◆ What is being asked ◆
Copy the records, starting at the beginning and ending at the line that contains "Text: H : End", and change every "y-tick-label" to "y-axis-tick" while leaving everything else as it is.

◆ Dataset records ◆
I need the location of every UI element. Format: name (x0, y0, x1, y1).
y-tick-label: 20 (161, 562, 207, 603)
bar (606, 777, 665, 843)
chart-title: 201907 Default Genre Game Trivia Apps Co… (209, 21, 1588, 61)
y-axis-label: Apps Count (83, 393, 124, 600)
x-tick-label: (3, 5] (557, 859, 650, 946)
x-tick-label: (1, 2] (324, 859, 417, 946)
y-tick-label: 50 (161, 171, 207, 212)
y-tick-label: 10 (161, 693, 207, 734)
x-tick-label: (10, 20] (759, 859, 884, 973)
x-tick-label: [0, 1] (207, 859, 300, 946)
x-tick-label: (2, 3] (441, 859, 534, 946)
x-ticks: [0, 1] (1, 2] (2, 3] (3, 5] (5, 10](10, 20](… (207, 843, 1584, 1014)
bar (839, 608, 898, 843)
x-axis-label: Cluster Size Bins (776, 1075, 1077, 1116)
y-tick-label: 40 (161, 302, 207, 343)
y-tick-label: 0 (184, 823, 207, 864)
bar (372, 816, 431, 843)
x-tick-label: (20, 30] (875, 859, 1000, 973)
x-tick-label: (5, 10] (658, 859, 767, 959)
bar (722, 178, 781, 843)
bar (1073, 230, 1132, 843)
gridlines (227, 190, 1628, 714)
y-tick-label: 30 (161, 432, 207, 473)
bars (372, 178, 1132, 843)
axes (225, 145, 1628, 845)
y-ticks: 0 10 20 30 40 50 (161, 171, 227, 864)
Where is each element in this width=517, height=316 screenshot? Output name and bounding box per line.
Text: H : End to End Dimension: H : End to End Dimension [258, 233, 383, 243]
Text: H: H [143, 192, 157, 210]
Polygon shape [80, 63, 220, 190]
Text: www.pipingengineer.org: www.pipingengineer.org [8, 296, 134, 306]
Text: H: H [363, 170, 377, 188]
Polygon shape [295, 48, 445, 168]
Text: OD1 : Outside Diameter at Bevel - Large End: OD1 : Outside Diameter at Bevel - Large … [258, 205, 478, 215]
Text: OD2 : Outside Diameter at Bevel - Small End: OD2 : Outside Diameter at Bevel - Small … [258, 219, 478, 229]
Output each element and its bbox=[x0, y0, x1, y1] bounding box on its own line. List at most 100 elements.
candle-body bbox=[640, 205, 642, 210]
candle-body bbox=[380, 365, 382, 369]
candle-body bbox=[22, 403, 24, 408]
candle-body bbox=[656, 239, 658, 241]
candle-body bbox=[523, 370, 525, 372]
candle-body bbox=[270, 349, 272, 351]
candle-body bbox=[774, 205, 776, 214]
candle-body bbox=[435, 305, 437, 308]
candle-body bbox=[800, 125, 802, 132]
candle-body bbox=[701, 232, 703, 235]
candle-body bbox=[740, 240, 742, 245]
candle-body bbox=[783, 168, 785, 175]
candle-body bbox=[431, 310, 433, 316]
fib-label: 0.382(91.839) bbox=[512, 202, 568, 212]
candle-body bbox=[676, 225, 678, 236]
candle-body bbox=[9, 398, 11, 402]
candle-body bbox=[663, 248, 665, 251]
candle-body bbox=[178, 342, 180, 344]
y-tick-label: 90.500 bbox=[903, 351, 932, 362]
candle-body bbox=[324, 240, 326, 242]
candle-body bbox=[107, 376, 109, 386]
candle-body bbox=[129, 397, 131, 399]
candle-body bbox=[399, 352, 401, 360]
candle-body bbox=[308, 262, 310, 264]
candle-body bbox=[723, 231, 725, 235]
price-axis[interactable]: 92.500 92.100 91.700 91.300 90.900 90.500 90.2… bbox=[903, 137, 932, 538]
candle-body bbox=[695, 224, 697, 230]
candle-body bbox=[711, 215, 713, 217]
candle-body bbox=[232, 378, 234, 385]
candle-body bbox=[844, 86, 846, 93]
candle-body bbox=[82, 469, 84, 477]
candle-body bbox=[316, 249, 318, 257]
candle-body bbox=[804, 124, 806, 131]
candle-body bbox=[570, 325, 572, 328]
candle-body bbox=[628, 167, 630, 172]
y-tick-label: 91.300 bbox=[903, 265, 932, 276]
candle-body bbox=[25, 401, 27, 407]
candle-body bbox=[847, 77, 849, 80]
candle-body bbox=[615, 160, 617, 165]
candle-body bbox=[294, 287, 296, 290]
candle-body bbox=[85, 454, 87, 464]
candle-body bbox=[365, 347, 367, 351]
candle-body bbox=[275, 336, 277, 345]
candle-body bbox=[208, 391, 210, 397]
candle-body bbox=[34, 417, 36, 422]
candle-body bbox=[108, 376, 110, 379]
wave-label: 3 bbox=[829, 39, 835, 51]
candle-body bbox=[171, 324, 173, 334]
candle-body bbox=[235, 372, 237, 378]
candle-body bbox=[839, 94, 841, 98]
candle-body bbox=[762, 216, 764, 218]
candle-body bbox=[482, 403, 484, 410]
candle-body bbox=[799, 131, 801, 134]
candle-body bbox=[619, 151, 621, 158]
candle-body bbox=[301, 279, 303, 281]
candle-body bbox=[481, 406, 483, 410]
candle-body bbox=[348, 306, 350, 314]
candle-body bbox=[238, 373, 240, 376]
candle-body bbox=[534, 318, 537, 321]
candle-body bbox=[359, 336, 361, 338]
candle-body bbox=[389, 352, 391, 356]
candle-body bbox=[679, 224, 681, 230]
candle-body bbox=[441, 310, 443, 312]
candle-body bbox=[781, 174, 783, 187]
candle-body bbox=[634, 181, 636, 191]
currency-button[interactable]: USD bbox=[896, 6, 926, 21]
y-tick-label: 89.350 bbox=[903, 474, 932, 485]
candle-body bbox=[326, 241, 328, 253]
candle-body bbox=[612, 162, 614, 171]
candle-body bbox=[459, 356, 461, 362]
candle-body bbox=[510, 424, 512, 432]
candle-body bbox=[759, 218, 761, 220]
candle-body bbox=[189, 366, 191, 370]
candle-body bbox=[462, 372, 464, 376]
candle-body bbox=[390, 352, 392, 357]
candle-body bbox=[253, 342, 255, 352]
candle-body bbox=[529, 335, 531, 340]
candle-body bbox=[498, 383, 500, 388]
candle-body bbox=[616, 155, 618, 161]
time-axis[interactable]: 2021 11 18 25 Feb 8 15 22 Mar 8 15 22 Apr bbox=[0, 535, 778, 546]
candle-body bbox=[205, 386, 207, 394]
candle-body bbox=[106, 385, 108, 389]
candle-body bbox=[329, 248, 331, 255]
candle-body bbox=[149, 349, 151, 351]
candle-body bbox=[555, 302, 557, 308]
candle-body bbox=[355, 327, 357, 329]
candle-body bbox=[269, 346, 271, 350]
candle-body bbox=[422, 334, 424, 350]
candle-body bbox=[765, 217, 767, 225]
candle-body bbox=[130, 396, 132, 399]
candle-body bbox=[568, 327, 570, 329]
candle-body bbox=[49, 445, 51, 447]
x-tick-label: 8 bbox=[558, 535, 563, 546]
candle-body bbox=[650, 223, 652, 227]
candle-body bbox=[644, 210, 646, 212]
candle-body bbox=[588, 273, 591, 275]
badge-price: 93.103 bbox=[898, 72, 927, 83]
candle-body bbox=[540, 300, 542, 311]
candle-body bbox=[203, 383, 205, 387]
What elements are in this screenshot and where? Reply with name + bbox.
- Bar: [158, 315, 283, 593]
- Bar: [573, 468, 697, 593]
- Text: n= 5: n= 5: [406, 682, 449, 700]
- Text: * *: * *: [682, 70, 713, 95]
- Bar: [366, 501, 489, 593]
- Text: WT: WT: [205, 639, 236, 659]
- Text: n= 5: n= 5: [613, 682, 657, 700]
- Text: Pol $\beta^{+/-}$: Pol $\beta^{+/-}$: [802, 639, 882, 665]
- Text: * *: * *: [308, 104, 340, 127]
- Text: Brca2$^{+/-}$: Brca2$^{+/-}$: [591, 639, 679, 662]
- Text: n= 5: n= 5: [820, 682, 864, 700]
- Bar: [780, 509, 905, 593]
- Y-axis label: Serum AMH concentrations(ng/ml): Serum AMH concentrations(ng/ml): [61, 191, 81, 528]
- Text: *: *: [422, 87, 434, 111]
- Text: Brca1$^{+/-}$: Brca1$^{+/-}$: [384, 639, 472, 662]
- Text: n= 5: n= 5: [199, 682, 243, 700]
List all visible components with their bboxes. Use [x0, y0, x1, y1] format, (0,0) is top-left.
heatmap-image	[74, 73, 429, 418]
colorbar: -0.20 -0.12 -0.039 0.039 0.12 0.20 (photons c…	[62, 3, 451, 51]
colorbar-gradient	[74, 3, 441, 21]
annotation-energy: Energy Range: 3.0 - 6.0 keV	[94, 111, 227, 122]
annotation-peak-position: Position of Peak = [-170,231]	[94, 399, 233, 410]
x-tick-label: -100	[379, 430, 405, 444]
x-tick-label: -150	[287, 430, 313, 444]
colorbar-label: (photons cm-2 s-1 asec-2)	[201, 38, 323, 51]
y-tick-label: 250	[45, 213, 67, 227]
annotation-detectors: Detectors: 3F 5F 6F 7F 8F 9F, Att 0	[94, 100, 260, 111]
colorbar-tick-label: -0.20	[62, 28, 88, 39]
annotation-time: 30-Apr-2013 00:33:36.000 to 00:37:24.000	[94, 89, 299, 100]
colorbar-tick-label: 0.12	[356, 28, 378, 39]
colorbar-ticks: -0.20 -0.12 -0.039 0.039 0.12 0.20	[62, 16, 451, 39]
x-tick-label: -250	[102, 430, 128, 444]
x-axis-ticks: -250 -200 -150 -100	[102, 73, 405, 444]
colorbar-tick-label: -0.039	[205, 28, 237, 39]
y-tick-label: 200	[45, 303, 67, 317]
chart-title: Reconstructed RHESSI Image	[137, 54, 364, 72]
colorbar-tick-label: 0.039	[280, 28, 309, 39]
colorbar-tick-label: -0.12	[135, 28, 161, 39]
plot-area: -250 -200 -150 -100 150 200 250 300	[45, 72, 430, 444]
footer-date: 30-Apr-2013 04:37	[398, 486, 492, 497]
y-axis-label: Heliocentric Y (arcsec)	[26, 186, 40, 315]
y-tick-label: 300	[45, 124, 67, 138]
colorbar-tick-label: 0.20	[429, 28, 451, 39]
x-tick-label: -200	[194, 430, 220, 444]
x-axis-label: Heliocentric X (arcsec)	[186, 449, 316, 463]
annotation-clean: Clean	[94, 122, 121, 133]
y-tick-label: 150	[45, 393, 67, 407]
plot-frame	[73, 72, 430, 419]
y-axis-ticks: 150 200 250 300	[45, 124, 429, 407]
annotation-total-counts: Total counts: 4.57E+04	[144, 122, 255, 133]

◆ Answer ◆
I need the location of every UI element. Format: name (x0, y0, x1, y1).
y-axis-tick: 20 (161, 562, 207, 603)
bar (606, 777, 665, 843)
chart-title: 201907 Default Genre Game Trivia Apps Co… (209, 21, 1588, 61)
y-axis-label: Apps Count (83, 393, 124, 600)
x-tick-label: (3, 5] (557, 859, 650, 946)
x-tick-label: (1, 2] (324, 859, 417, 946)
y-axis-tick: 50 (161, 171, 207, 212)
y-axis-tick: 10 (161, 693, 207, 734)
x-tick-label: (10, 20] (759, 859, 884, 973)
x-tick-label: [0, 1] (207, 859, 300, 946)
x-tick-label: (2, 3] (441, 859, 534, 946)
x-ticks: [0, 1] (1, 2] (2, 3] (3, 5] (5, 10](10, 20](… (207, 843, 1584, 1014)
bar (839, 608, 898, 843)
x-axis-label: Cluster Size Bins (776, 1075, 1077, 1116)
y-axis-tick: 40 (161, 302, 207, 343)
y-axis-tick: 0 (184, 823, 207, 864)
bar (372, 816, 431, 843)
x-tick-label: (20, 30] (875, 859, 1000, 973)
x-tick-label: (5, 10] (658, 859, 767, 959)
bar (722, 178, 781, 843)
bar (1073, 230, 1132, 843)
gridlines (227, 190, 1628, 714)
y-axis-tick: 30 (161, 432, 207, 473)
bars (372, 178, 1132, 843)
axes (225, 145, 1628, 845)
y-ticks: 0 10 20 30 40 50 (161, 171, 227, 864)
Where is each element in this width=517, height=316 screenshot? Output name and bounding box per line.
Text: H : End to End Dimension: H : End to End Dimension [258, 233, 383, 243]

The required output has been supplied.